> **TASK PROMPT**
Copy out every record below, word for word.

> **Data entries for graphics**
⟨
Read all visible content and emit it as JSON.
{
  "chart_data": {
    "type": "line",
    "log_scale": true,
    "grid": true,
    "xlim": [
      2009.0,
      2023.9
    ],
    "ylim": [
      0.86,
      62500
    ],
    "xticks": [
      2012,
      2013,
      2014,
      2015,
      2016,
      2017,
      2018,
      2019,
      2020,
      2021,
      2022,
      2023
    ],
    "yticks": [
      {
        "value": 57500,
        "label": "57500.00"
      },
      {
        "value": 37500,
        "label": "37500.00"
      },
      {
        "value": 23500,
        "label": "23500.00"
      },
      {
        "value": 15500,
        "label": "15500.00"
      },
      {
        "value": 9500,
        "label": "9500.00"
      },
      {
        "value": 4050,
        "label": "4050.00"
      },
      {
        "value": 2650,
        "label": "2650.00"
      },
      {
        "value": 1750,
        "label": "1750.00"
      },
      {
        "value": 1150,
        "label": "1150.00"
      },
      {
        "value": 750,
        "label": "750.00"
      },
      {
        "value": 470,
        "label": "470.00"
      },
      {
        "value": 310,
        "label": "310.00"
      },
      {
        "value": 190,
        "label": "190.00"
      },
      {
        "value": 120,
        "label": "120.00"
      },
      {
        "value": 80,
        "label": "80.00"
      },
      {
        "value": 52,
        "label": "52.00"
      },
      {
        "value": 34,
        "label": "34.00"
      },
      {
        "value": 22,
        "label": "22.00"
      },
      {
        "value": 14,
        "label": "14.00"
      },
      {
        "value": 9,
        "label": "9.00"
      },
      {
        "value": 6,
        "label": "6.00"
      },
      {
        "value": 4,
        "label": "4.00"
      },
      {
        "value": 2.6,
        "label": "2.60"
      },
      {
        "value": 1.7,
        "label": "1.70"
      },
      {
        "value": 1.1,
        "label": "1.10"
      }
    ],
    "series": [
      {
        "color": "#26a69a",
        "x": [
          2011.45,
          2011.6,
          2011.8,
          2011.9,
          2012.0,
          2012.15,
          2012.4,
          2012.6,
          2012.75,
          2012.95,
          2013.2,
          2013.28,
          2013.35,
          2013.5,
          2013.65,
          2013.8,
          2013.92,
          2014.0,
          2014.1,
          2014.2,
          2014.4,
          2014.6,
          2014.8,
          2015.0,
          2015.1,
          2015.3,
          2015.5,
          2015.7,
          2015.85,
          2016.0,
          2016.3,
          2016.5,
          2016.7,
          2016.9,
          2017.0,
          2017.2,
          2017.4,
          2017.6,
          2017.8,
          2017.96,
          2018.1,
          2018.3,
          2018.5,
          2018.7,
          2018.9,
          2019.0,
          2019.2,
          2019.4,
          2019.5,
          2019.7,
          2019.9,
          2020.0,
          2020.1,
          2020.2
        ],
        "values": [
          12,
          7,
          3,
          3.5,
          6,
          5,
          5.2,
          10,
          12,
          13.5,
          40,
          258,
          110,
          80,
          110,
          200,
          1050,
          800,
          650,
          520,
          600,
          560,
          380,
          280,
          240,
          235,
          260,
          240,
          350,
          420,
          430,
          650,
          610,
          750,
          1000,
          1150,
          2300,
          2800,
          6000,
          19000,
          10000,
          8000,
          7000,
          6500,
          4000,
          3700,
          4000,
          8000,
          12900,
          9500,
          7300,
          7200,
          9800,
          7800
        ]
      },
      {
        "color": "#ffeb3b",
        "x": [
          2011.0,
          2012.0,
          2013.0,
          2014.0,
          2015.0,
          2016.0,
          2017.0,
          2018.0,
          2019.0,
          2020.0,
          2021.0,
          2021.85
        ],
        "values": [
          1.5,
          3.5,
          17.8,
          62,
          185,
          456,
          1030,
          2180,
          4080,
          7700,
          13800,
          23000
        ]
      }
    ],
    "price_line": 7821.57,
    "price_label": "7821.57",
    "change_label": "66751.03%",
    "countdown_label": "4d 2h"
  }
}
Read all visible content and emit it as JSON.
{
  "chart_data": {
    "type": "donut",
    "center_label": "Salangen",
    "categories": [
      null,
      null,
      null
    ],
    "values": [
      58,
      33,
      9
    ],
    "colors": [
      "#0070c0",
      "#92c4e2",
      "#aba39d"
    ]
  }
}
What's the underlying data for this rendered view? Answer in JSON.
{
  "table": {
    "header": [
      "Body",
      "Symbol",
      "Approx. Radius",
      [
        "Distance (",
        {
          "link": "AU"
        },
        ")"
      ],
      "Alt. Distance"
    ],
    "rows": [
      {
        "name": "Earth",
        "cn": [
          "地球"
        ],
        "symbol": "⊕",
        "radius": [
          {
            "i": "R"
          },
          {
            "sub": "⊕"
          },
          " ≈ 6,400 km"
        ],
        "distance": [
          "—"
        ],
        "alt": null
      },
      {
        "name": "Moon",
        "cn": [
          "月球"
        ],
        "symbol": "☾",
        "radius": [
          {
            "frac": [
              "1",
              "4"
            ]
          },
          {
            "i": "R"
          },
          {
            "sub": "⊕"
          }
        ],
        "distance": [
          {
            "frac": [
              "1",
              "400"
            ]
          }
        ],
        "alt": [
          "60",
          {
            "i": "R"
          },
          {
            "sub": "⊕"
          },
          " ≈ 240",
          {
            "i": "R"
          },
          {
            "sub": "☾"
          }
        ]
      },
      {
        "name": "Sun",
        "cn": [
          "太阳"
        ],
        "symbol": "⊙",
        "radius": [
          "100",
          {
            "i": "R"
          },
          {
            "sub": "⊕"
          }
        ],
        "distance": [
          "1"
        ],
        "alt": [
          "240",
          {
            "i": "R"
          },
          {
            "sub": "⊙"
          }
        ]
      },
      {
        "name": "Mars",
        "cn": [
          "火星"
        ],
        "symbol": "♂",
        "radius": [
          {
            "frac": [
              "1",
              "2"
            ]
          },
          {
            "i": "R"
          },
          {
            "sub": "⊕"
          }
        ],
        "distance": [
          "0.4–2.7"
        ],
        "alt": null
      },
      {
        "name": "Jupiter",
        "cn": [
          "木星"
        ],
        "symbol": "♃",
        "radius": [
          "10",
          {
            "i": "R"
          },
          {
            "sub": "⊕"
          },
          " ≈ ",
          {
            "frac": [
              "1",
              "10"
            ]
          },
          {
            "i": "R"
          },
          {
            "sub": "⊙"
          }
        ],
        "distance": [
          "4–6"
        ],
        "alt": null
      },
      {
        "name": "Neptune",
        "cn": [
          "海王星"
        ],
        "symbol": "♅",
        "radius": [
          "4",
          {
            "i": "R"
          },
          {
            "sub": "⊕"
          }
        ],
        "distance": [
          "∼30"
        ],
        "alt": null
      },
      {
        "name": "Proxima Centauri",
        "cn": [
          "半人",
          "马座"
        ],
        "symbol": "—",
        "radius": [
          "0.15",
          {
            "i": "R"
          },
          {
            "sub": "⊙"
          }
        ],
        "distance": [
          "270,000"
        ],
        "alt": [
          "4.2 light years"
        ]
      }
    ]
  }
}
⟩
> **FINISHED EXERCISE**
Read all visible content and emit it as JSON.
{
  "chart_data": {
    "type": "line",
    "log_scale": true,
    "grid": true,
    "xlim": [
      2009.0,
      2023.9
    ],
    "ylim": [
      0.86,
      62500
    ],
    "xticks": [
      2012,
      2013,
      2014,
      2015,
      2016,
      2017,
      2018,
      2019,
      2020,
      2021,
      2022,
      2023
    ],
    "yticks": [
      {
        "value": 57500,
        "label": "57500.00"
      },
      {
        "value": 37500,
        "label": "37500.00"
      },
      {
        "value": 23500,
        "label": "23500.00"
      },
      {
        "value": 15500,
        "label": "15500.00"
      },
      {
        "value": 9500,
        "label": "9500.00"
      },
      {
        "value": 4050,
        "label": "4050.00"
      },
      {
        "value": 2650,
        "label": "2650.00"
      },
      {
        "value": 1750,
        "label": "1750.00"
      },
      {
        "value": 1150,
        "label": "1150.00"
      },
      {
        "value": 750,
        "label": "750.00"
      },
      {
        "value": 470,
        "label": "470.00"
      },
      {
        "value": 310,
        "label": "310.00"
      },
      {
        "value": 190,
        "label": "190.00"
      },
      {
        "value": 120,
        "label": "120.00"
      },
      {
        "value": 80,
        "label": "80.00"
      },
      {
        "value": 52,
        "label": "52.00"
      },
      {
        "value": 34,
        "label": "34.00"
      },
      {
        "value": 22,
        "label": "22.00"
      },
      {
        "value": 14,
        "label": "14.00"
      },
      {
        "value": 9,
        "label": "9.00"
      },
      {
        "value": 6,
        "label": "6.00"
      },
      {
        "value": 4,
        "label": "4.00"
      },
      {
        "value": 2.6,
        "label": "2.60"
      },
      {
        "value": 1.7,
        "label": "1.70"
      },
      {
        "value": 1.1,
        "label": "1.10"
      }
    ],
    "series": [
      {
        "color": "#26a69a",
        "x": [
          2011.45,
          2011.6,
          2011.8,
          2011.9,
          2012.0,
          2012.15,
          2012.4,
          2012.6,
          2012.75,
          2012.95,
          2013.2,
          2013.28,
          2013.35,
          2013.5,
          2013.65,
          2013.8,
          2013.92,
          2014.0,
          2014.1,
          2014.2,
          2014.4,
          2014.6,
          2014.8,
          2015.0,
          2015.1,
          2015.3,
          2015.5,
          2015.7,
          2015.85,
          2016.0,
          2016.3,
          2016.5,
          2016.7,
          2016.9,
          2017.0,
          2017.2,
          2017.4,
          2017.6,
          2017.8,
          2017.96,
          2018.1,
          2018.3,
          2018.5,
          2018.7,
          2018.9,
          2019.0,
          2019.2,
          2019.4,
          2019.5,
          2019.7,
          2019.9,
          2020.0,
          2020.1,
          2020.2
        ],
        "values": [
          12,
          7,
          3,
          3.5,
          6,
          5,
          5.2,
          10,
          12,
          13.5,
          40,
          258,
          110,
          80,
          110,
          200,
          1050,
          800,
          650,
          520,
          600,
          560,
          380,
          280,
          240,
          235,
          260,
          240,
          350,
          420,
          430,
          650,
          610,
          750,
          1000,
          1150,
          2300,
          2800,
          6000,
          19000,
          10000,
          8000,
          7000,
          6500,
          4000,
          3700,
          4000,
          8000,
          12900,
          9500,
          7300,
          7200,
          9800,
          7800
        ]
      },
      {
        "color": "#ffeb3b",
        "x": [
          2011.0,
          2012.0,
          2013.0,
          2014.0,
          2015.0,
          2016.0,
          2017.0,
          2018.0,
          2019.0,
          2020.0,
          2021.0,
          2021.85
        ],
        "values": [
          1.5,
          3.5,
          17.8,
          62,
          185,
          456,
          1030,
          2180,
          4080,
          7700,
          13800,
          23000
        ]
      }
    ],
    "price_line": 7821.57,
    "price_label": "7821.57",
    "change_label": "66751.03%",
    "countdown_label": "4d 2h"
  }
}
Read all visible content and emit it as JSON.
{
  "chart_data": {
    "type": "donut",
    "center_label": "Salangen",
    "categories": [
      null,
      null,
      null
    ],
    "values": [
      58,
      33,
      9
    ],
    "colors": [
      "#0070c0",
      "#92c4e2",
      "#aba39d"
    ]
  }
}
What's the underlying data for this rendered view? Answer in JSON.
{
  "table": {
    "header": [
      "Body",
      "Symbol",
      "Approx. Radius",
      [
        "Distance (",
        {
          "link": "AU"
        },
        ")"
      ],
      "Alt. Distance"
    ],
    "rows": [
      {
        "name": "Earth",
        "cn": [
          "地球"
        ],
        "symbol": "⊕",
        "radius": [
          {
            "i": "R"
          },
          {
            "sub": "⊕"
          },
          " ≈ 6,400 km"
        ],
        "distance": [
          "—"
        ],
        "alt": null
      },
      {
        "name": "Moon",
        "cn": [
          "月球"
        ],
        "symbol": "☾",
        "radius": [
          {
            "frac": [
              "1",
              "4"
            ]
          },
          {
            "i": "R"
          },
          {
            "sub": "⊕"
          }
        ],
        "distance": [
          {
            "frac": [
              "1",
              "400"
            ]
          }
        ],
        "alt": [
          "60",
          {
            "i": "R"
          },
          {
            "sub": "⊕"
          },
          " ≈ 240",
          {
            "i": "R"
          },
          {
            "sub": "☾"
          }
        ]
      },
      {
        "name": "Sun",
        "cn": [
          "太阳"
        ],
        "symbol": "⊙",
        "radius": [
          "100",
          {
            "i": "R"
          },
          {
            "sub": "⊕"
          }
        ],
        "distance": [
          "1"
        ],
        "alt": [
          "240",
          {
            "i": "R"
          },
          {
            "sub": "⊙"
          }
        ]
      },
      {
        "name": "Mars",
        "cn": [
          "火星"
        ],
        "symbol": "♂",
        "radius": [
          {
            "frac": [
              "1",
              "2"
            ]
          },
          {
            "i": "R"
          },
          {
            "sub": "⊕"
          }
        ],
        "distance": [
          "0.4–2.7"
        ],
        "alt": null
      },
      {
        "name": "Jupiter",
        "cn": [
          "木星"
        ],
        "symbol": "♃",
        "radius": [
          "10",
          {
            "i": "R"
          },
          {
            "sub": "⊕"
          },
          " ≈ ",
          {
            "frac": [
              "1",
              "10"
            ]
          },
          {
            "i": "R"
          },
          {
            "sub": "⊙"
          }
        ],
        "distance": [
          "4–6"
        ],
        "alt": null
      },
      {
        "name": "Neptune",
        "cn": [
          "海王星"
        ],
        "symbol": "♅",
        "radius": [
          "4",
          {
            "i": "R"
          },
          {
            "sub": "⊕"
          }
        ],
        "distance": [
          "∼30"
        ],
        "alt": null
      },
      {
        "name": "Proxima Centauri",
        "cn": [
          "半人",
          "马座"
        ],
        "symbol": "—",
        "radius": [
          "0.15",
          {
            "i": "R"
          },
          {
            "sub": "⊙"
          }
        ],
        "distance": [
          "270,000"
        ],
        "alt": [
          "4.2 light years"
        ]
      }
    ]
  }
}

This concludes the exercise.